▶ **AIM**
Search the data for the word "Maths" and copy every line that contains it.

Figure record extracts:
◆ ◆ ◆

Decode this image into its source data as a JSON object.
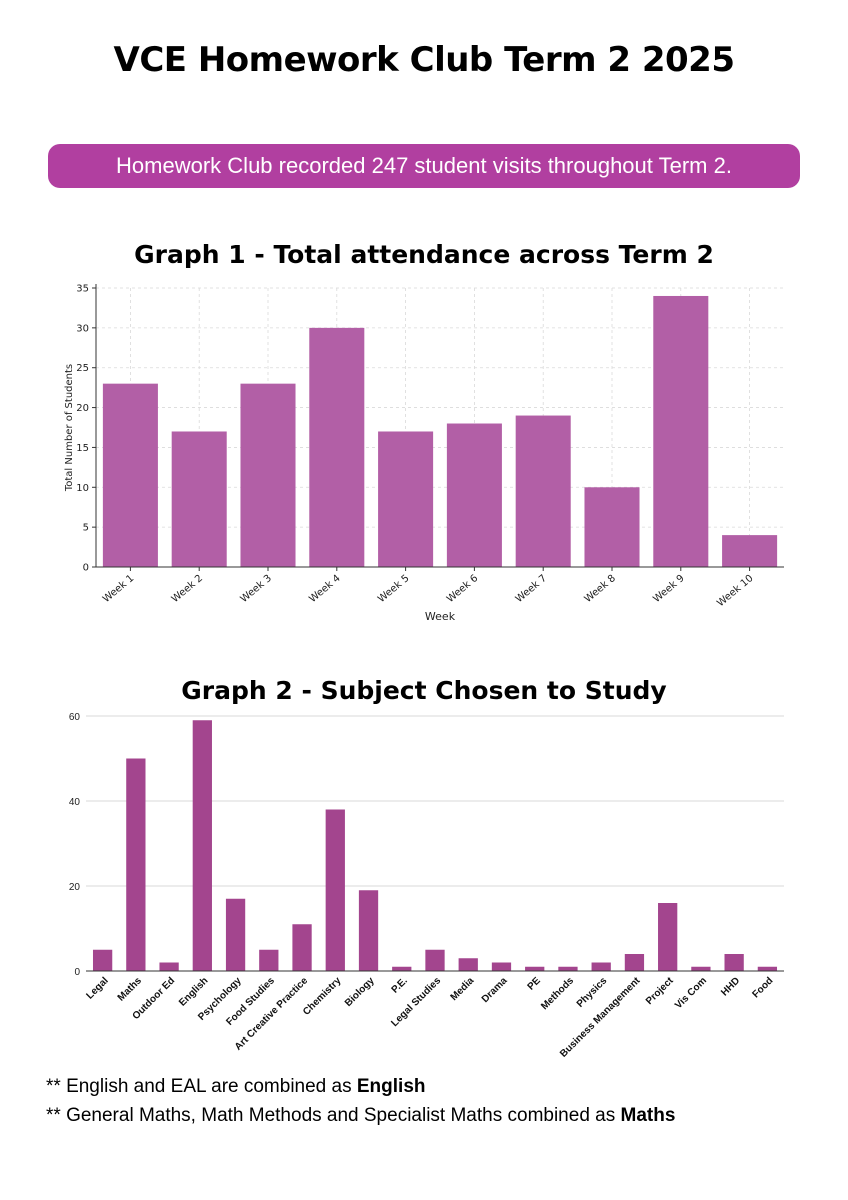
{
  "page": {
    "title": "VCE Homework Club Term 2 2025",
    "banner": "Homework Club recorded 247 student visits throughout Term 2.",
    "notes": [
      {
        "prefix": "** English and EAL are combined as ",
        "bold": "English"
      },
      {
        "prefix": "** General Maths, Math Methods and Specialist Maths combined as ",
        "bold": "Maths"
      }
    ]
  },
  "colors": {
    "banner": "#b13fa0",
    "chart1_bar": "#b25fa6",
    "chart2_bar": "#a3458e",
    "grid": "#d9d9d9"
  },
  "chart_data": [
    {
      "type": "bar",
      "title": "Graph 1 - Total attendance across Term 2",
      "xlabel": "Week",
      "ylabel": "Total Number of Students",
      "categories": [
        "Week 1",
        "Week 2",
        "Week 3",
        "Week 4",
        "Week 5",
        "Week 6",
        "Week 7",
        "Week 8",
        "Week 9",
        "Week 10"
      ],
      "values": [
        23,
        17,
        23,
        30,
        17,
        18,
        19,
        10,
        34,
        4
      ],
      "ylim": [
        0,
        35
      ],
      "yticks": [
        0,
        5,
        10,
        15,
        20,
        25,
        30,
        35
      ],
      "grid": true,
      "legend": "none"
    },
    {
      "type": "bar",
      "title": "Graph 2 - Subject Chosen to Study",
      "xlabel": "",
      "ylabel": "",
      "categories": [
        "Legal",
        "Maths",
        "Outdoor Ed",
        "English",
        "Psychology",
        "Food Studies",
        "Art Creative Practice",
        "Chemistry",
        "Biology",
        "P.E.",
        "Legal Studies",
        "Media",
        "Drama",
        "PE",
        "Methods",
        "Physics",
        "Business Management",
        "Project",
        "Vis Com",
        "HHD",
        "Food"
      ],
      "values": [
        5,
        50,
        2,
        59,
        17,
        5,
        11,
        38,
        19,
        1,
        5,
        3,
        2,
        1,
        1,
        2,
        4,
        16,
        1,
        4,
        1
      ],
      "ylim": [
        0,
        60
      ],
      "yticks": [
        0,
        20,
        40,
        60
      ],
      "grid": true,
      "legend": "none"
    }
  ]
}
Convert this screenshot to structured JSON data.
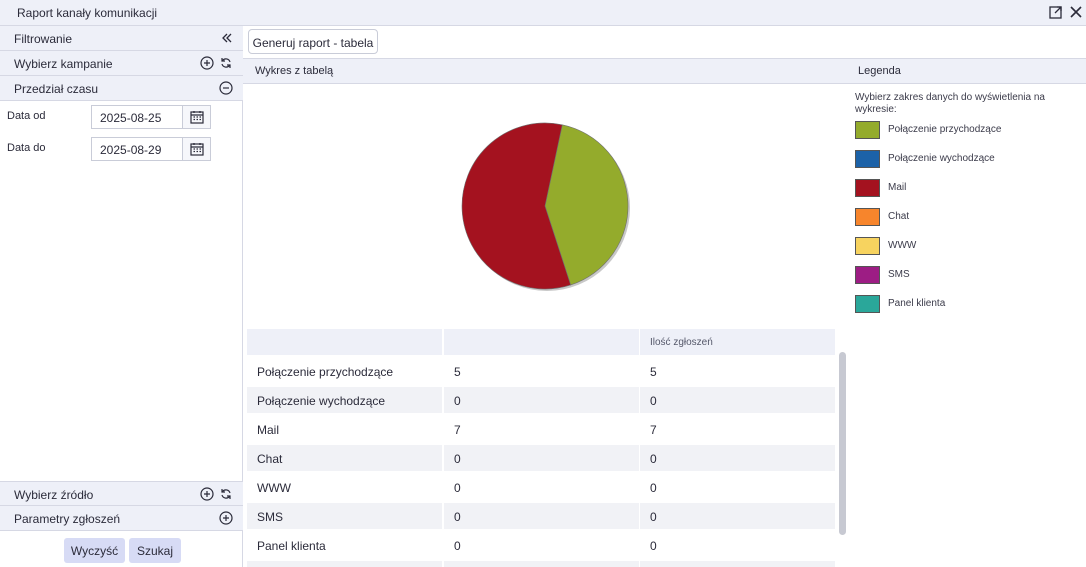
{
  "window": {
    "title": "Raport kanały komunikacji"
  },
  "sidebar": {
    "filter_label": "Filtrowanie",
    "campaign_label": "Wybierz kampanie",
    "time_label": "Przedział czasu",
    "date_from_label": "Data od",
    "date_from_value": "2025-08-25",
    "date_to_label": "Data do",
    "date_to_value": "2025-08-29",
    "source_label": "Wybierz źródło",
    "params_label": "Parametry zgłoszeń",
    "clear_label": "Wyczyść",
    "search_label": "Szukaj"
  },
  "main": {
    "generate_label": "Generuj raport - tabela",
    "chart_section_label": "Wykres z tabelą",
    "legend_section_label": "Legenda",
    "legend_intro": "Wybierz zakres danych do wyświetlenia na wykresie:"
  },
  "legend": [
    {
      "label": "Połączenie przychodzące",
      "color": "#94ab2c"
    },
    {
      "label": "Połączenie wychodzące",
      "color": "#1c62a8"
    },
    {
      "label": "Mail",
      "color": "#a4121f"
    },
    {
      "label": "Chat",
      "color": "#f7852c"
    },
    {
      "label": "WWW",
      "color": "#f7d35f"
    },
    {
      "label": "SMS",
      "color": "#9d1d84"
    },
    {
      "label": "Panel klienta",
      "color": "#2aa79a"
    }
  ],
  "table": {
    "headers": [
      "",
      "",
      "Ilość zgłoszeń"
    ],
    "rows": [
      [
        "Połączenie przychodzące",
        "5",
        "5"
      ],
      [
        "Połączenie wychodzące",
        "0",
        "0"
      ],
      [
        "Mail",
        "7",
        "7"
      ],
      [
        "Chat",
        "0",
        "0"
      ],
      [
        "WWW",
        "0",
        "0"
      ],
      [
        "SMS",
        "0",
        "0"
      ],
      [
        "Panel klienta",
        "0",
        "0"
      ]
    ]
  },
  "chart_data": {
    "type": "pie",
    "categories": [
      "Połączenie przychodzące",
      "Połączenie wychodzące",
      "Mail",
      "Chat",
      "WWW",
      "SMS",
      "Panel klienta"
    ],
    "values": [
      5,
      0,
      7,
      0,
      0,
      0,
      0
    ],
    "colors": [
      "#94ab2c",
      "#1c62a8",
      "#a4121f",
      "#f7852c",
      "#f7d35f",
      "#9d1d84",
      "#2aa79a"
    ],
    "start_angle_deg": 12
  }
}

◆ ◆ ◆

▶ **WRITTEN SOLUTION**
        "prefix": "** General Maths, Math Methods and Specialist Maths combined as ",
        "bold": "Maths"
        "Maths",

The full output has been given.